WORK TO COMPLETE: Give the data again exactly as written, skipping any pictures.

STORED ROWS:
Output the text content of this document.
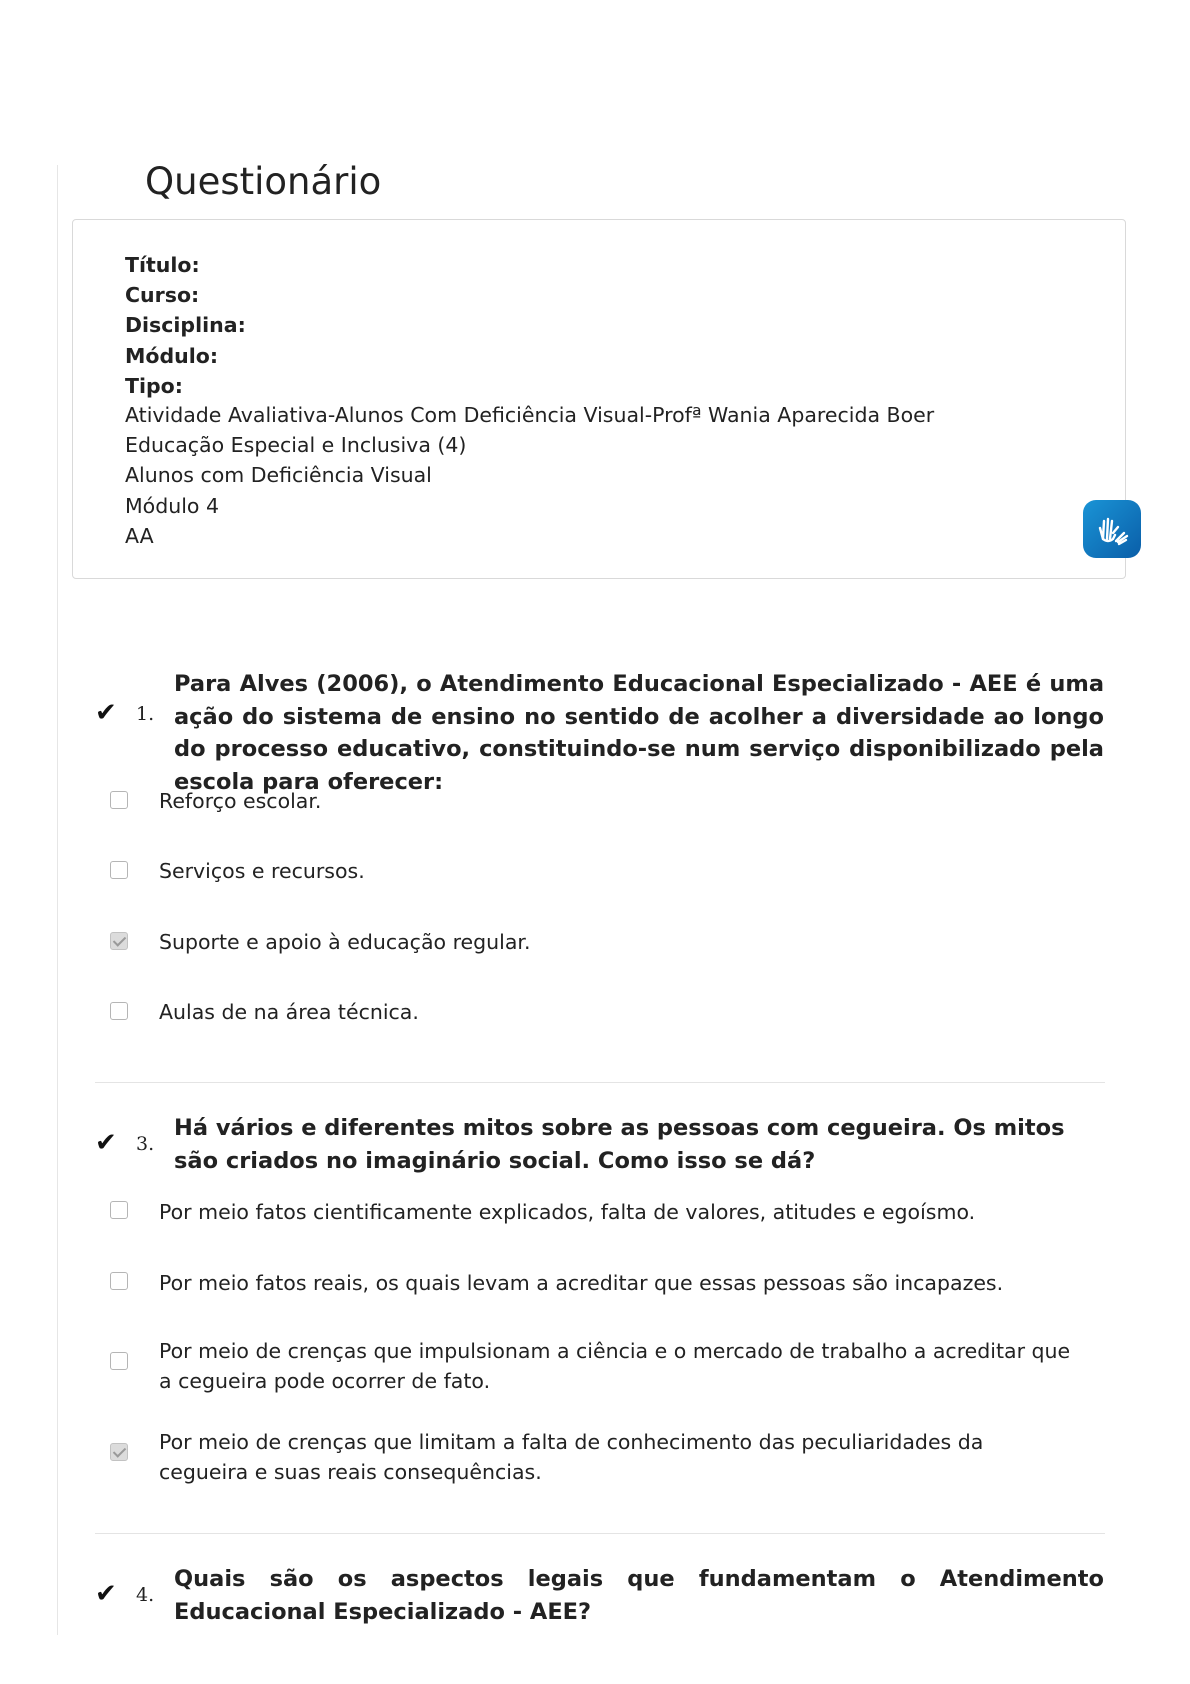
Questionário
Título:
Curso:
Disciplina:
Módulo:
Tipo:
Atividade Avaliativa-Alunos Com Deficiência Visual-Profª Wania Aparecida Boer
Educação Especial e Inclusiva (4)
Alunos com Deficiência Visual
Módulo 4
AA
✔ 1.

Para Alves (2006), o Atendimento Educacional Especializado - AEE é uma ação do sistema de ensino no sentido de acolher a diversidade ao longo do processo educativo, constituindo-se num serviço disponibilizado pela escola para oferecer:

Reforço escolar.
Serviços e recursos.
Suporte e apoio à educação regular.
Aulas de na área técnica.
✔ 3.

Há vários e diferentes mitos sobre as pessoas com cegueira. Os mitos são criados no imaginário social. Como isso se dá?

Por meio fatos cientificamente explicados, falta de valores, atitudes e egoísmo.
Por meio fatos reais, os quais levam a acreditar que essas pessoas são incapazes.
Por meio de crenças que impulsionam a ciência e o mercado de trabalho a acreditar que a cegueira pode ocorrer de fato.
Por meio de crenças que limitam a falta de conhecimento das peculiaridades da cegueira e suas reais consequências.
✔ 4.

Quais são os aspectos legais que fundamentam o Atendimento Educacional Especializado - AEE?
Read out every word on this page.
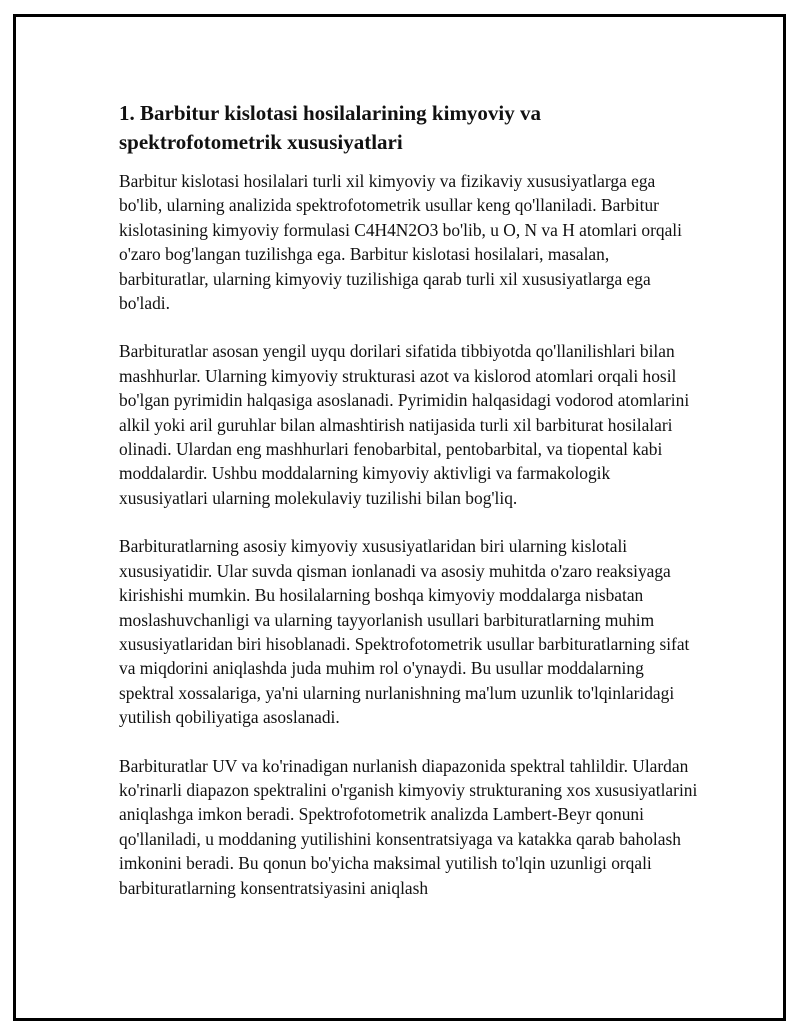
1. Barbitur kislotasi hosilalarining kimyoviy va spektrofotometrik xususiyatlari

Barbitur kislotasi hosilalari turli xil kimyoviy va fizikaviy xususiyatlarga ega bo'lib, ularning analizida spektrofotometrik usullar keng qo'llaniladi. Barbitur kislotasining kimyoviy formulasi C4H4N2O3 bo'lib, u O, N va H atomlari orqali o'zaro bog'langan tuzilishga ega. Barbitur kislotasi hosilalari, masalan, barbituratlar, ularning kimyoviy tuzilishiga qarab turli xil xususiyatlarga ega bo'ladi.

Barbituratlar asosan yengil uyqu dorilari sifatida tibbiyotda qo'llanilishlari bilan mashhurlar. Ularning kimyoviy strukturasi azot va kislorod atomlari orqali hosil bo'lgan pyrimidin halqasiga asoslanadi. Pyrimidin halqasidagi vodorod atomlarini alkil yoki aril guruhlar bilan almashtirish natijasida turli xil barbiturat hosilalari olinadi. Ulardan eng mashhurlari fenobarbital, pentobarbital, va tiopental kabi moddalardir. Ushbu moddalarning kimyoviy aktivligi va farmakologik xususiyatlari ularning molekulaviy tuzilishi bilan bog'liq.

Barbituratlarning asosiy kimyoviy xususiyatlaridan biri ularning kislotali xususiyatidir. Ular suvda qisman ionlanadi va asosiy muhitda o'zaro reaksiyaga kirishishi mumkin. Bu hosilalarning boshqa kimyoviy moddalarga nisbatan moslashuvchanligi va ularning tayyorlanish usullari barbituratlarning muhim xususiyatlaridan biri hisoblanadi. Spektrofotometrik usullar barbituratlarning sifat va miqdorini aniqlashda juda muhim rol o'ynaydi. Bu usullar moddalarning spektral xossalariga, ya'ni ularning nurlanishning ma'lum uzunlik to'lqinlaridagi yutilish qobiliyatiga asoslanadi.

Barbituratlar UV va ko'rinadigan nurlanish diapazonida spektral tahlildir. Ulardan ko'rinarli diapazon spektralini o'rganish kimyoviy strukturaning xos xususiyatlarini aniqlashga imkon beradi. Spektrofotometrik analizda Lambert-Beyr qonuni qo'llaniladi, u moddaning yutilishini konsentratsiyaga va katakka qarab baholash imkonini beradi. Bu qonun bo'yicha maksimal yutilish to'lqin uzunligi orqali barbituratlarning konsentratsiyasini aniqlash
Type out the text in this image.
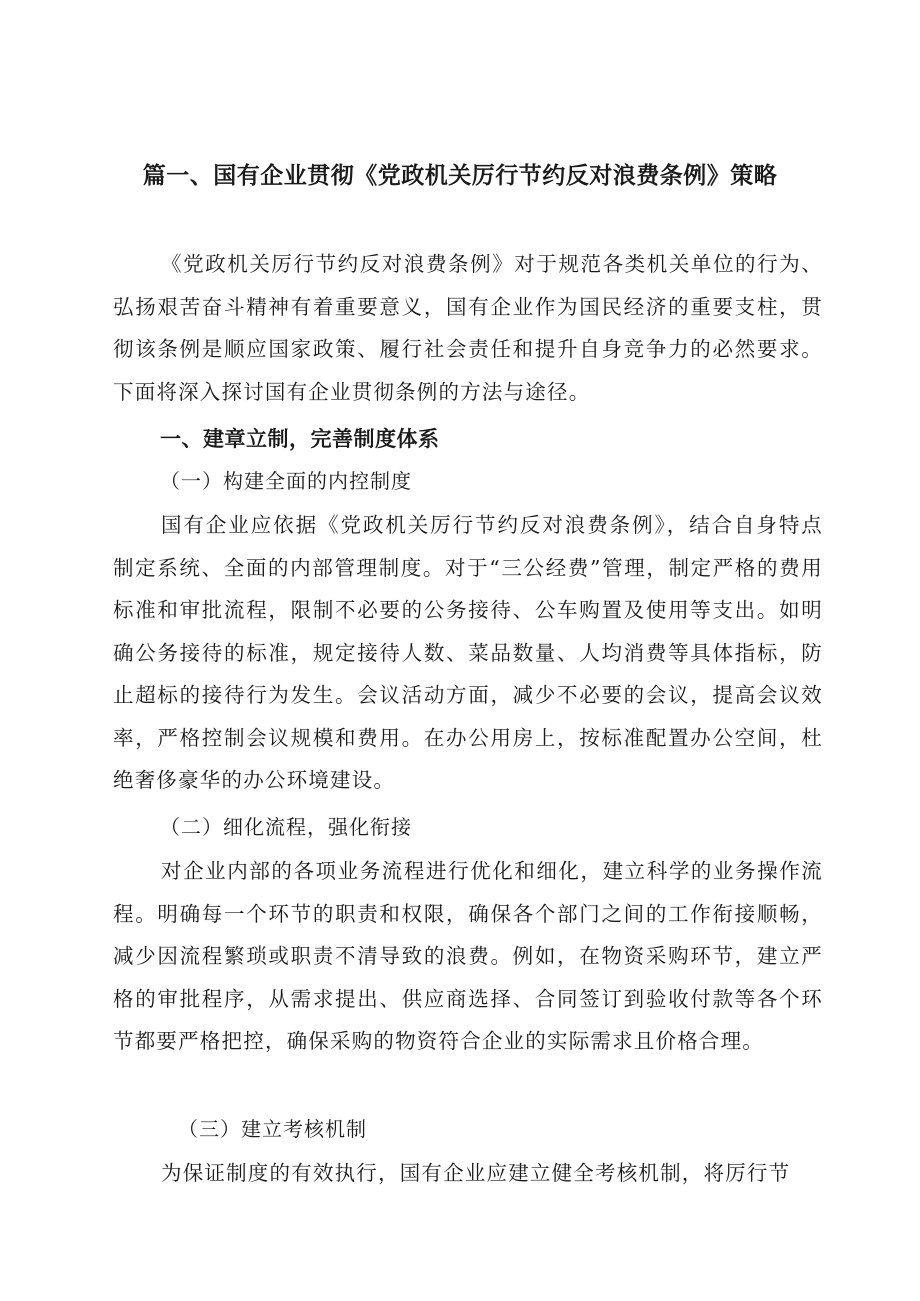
篇一、国有企业贯彻《党政机关厉行节约反对浪费条例》策略

《党政机关厉行节约反对浪费条例》对于规范各类机关单位的行为、弘扬艰苦奋斗精神有着重要意义，国有企业作为国民经济的重要支柱，贯彻该条例是顺应国家政策、履行社会责任和提升自身竞争力的必然要求。下面将深入探讨国有企业贯彻条例的方法与途径。

一、建章立制，完善制度体系
（一）构建全面的内控制度

国有企业应依据《党政机关厉行节约反对浪费条例》，结合自身特点制定系统、全面的内部管理制度。对于“三公经费”管理，制定严格的费用标准和审批流程，限制不必要的公务接待、公车购置及使用等支出。如明确公务接待的标准，规定接待人数、菜品数量、人均消费等具体指标，防止超标的接待行为发生。会议活动方面，减少不必要的会议，提高会议效率，严格控制会议规模和费用。在办公用房上，按标准配置办公空间，杜绝奢侈豪华的办公环境建设。

（二）细化流程，强化衔接

对企业内部的各项业务流程进行优化和细化，建立科学的业务操作流程。明确每一个环节的职责和权限，确保各个部门之间的工作衔接顺畅，减少因流程繁琐或职责不清导致的浪费。例如，在物资采购环节，建立严格的审批程序，从需求提出、供应商选择、合同签订到验收付款等各个环节都要严格把控，确保采购的物资符合企业的实际需求且价格合理。

（三）建立考核机制

为保证制度的有效执行，国有企业应建立健全考核机制，将厉行节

THE RESULT:
Output the text content of this document.
Questionário
Título:
Curso:
Disciplina:
Módulo:
Tipo:
Atividade Avaliativa-Alunos Com Deficiência Visual-Profª Wania Aparecida Boer
Educação Especial e Inclusiva (4)
Alunos com Deficiência Visual
Módulo 4
AA
✔ 1.

Para Alves (2006), o Atendimento Educacional Especializado - AEE é uma ação do sistema de ensino no sentido de acolher a diversidade ao longo do processo educativo, constituindo-se num serviço disponibilizado pela escola para oferecer:

Reforço escolar.
Serviços e recursos.
Suporte e apoio à educação regular.
Aulas de na área técnica.
✔ 3.

Há vários e diferentes mitos sobre as pessoas com cegueira. Os mitos são criados no imaginário social. Como isso se dá?

Por meio fatos cientificamente explicados, falta de valores, atitudes e egoísmo.
Por meio fatos reais, os quais levam a acreditar que essas pessoas são incapazes.
Por meio de crenças que impulsionam a ciência e o mercado de trabalho a acreditar que a cegueira pode ocorrer de fato.
Por meio de crenças que limitam a falta de conhecimento das peculiaridades da cegueira e suas reais consequências.
✔ 4.

Quais são os aspectos legais que fundamentam o Atendimento Educacional Especializado - AEE?
Read out every word on this page.
1. Barbitur kislotasi hosilalarining kimyoviy va spektrofotometrik xususiyatlari

Barbitur kislotasi hosilalari turli xil kimyoviy va fizikaviy xususiyatlarga ega bo'lib, ularning analizida spektrofotometrik usullar keng qo'llaniladi. Barbitur kislotasining kimyoviy formulasi C4H4N2O3 bo'lib, u O, N va H atomlari orqali o'zaro bog'langan tuzilishga ega. Barbitur kislotasi hosilalari, masalan, barbituratlar, ularning kimyoviy tuzilishiga qarab turli xil xususiyatlarga ega bo'ladi.

Barbituratlar asosan yengil uyqu dorilari sifatida tibbiyotda qo'llanilishlari bilan mashhurlar. Ularning kimyoviy strukturasi azot va kislorod atomlari orqali hosil bo'lgan pyrimidin halqasiga asoslanadi. Pyrimidin halqasidagi vodorod atomlarini alkil yoki aril guruhlar bilan almashtirish natijasida turli xil barbiturat hosilalari olinadi. Ulardan eng mashhurlari fenobarbital, pentobarbital, va tiopental kabi moddalardir. Ushbu moddalarning kimyoviy aktivligi va farmakologik xususiyatlari ularning molekulaviy tuzilishi bilan bog'liq.

Barbituratlarning asosiy kimyoviy xususiyatlaridan biri ularning kislotali xususiyatidir. Ular suvda qisman ionlanadi va asosiy muhitda o'zaro reaksiyaga kirishishi mumkin. Bu hosilalarning boshqa kimyoviy moddalarga nisbatan moslashuvchanligi va ularning tayyorlanish usullari barbituratlarning muhim xususiyatlaridan biri hisoblanadi. Spektrofotometrik usullar barbituratlarning sifat va miqdorini aniqlashda juda muhim rol o'ynaydi. Bu usullar moddalarning spektral xossalariga, ya'ni ularning nurlanishning ma'lum uzunlik to'lqinlaridagi yutilish qobiliyatiga asoslanadi.

Barbituratlar UV va ko'rinadigan nurlanish diapazonida spektral tahlildir. Ulardan ko'rinarli diapazon spektralini o'rganish kimyoviy strukturaning xos xususiyatlarini aniqlashga imkon beradi. Spektrofotometrik analizda Lambert-Beyr qonuni qo'llaniladi, u moddaning yutilishini konsentratsiyaga va katakka qarab baholash imkonini beradi. Bu qonun bo'yicha maksimal yutilish to'lqin uzunligi orqali barbituratlarning konsentratsiyasini aniqlash
Type out the text in this image.
篇一、国有企业贯彻《党政机关厉行节约反对浪费条例》策略

《党政机关厉行节约反对浪费条例》对于规范各类机关单位的行为、弘扬艰苦奋斗精神有着重要意义，国有企业作为国民经济的重要支柱，贯彻该条例是顺应国家政策、履行社会责任和提升自身竞争力的必然要求。下面将深入探讨国有企业贯彻条例的方法与途径。

一、建章立制，完善制度体系
（一）构建全面的内控制度

国有企业应依据《党政机关厉行节约反对浪费条例》，结合自身特点制定系统、全面的内部管理制度。对于“三公经费”管理，制定严格的费用标准和审批流程，限制不必要的公务接待、公车购置及使用等支出。如明确公务接待的标准，规定接待人数、菜品数量、人均消费等具体指标，防止超标的接待行为发生。会议活动方面，减少不必要的会议，提高会议效率，严格控制会议规模和费用。在办公用房上，按标准配置办公空间，杜绝奢侈豪华的办公环境建设。

（二）细化流程，强化衔接

对企业内部的各项业务流程进行优化和细化，建立科学的业务操作流程。明确每一个环节的职责和权限，确保各个部门之间的工作衔接顺畅，减少因流程繁琐或职责不清导致的浪费。例如，在物资采购环节，建立严格的审批程序，从需求提出、供应商选择、合同签订到验收付款等各个环节都要严格把控，确保采购的物资符合企业的实际需求且价格合理。

（三）建立考核机制

为保证制度的有效执行，国有企业应建立健全考核机制，将厉行节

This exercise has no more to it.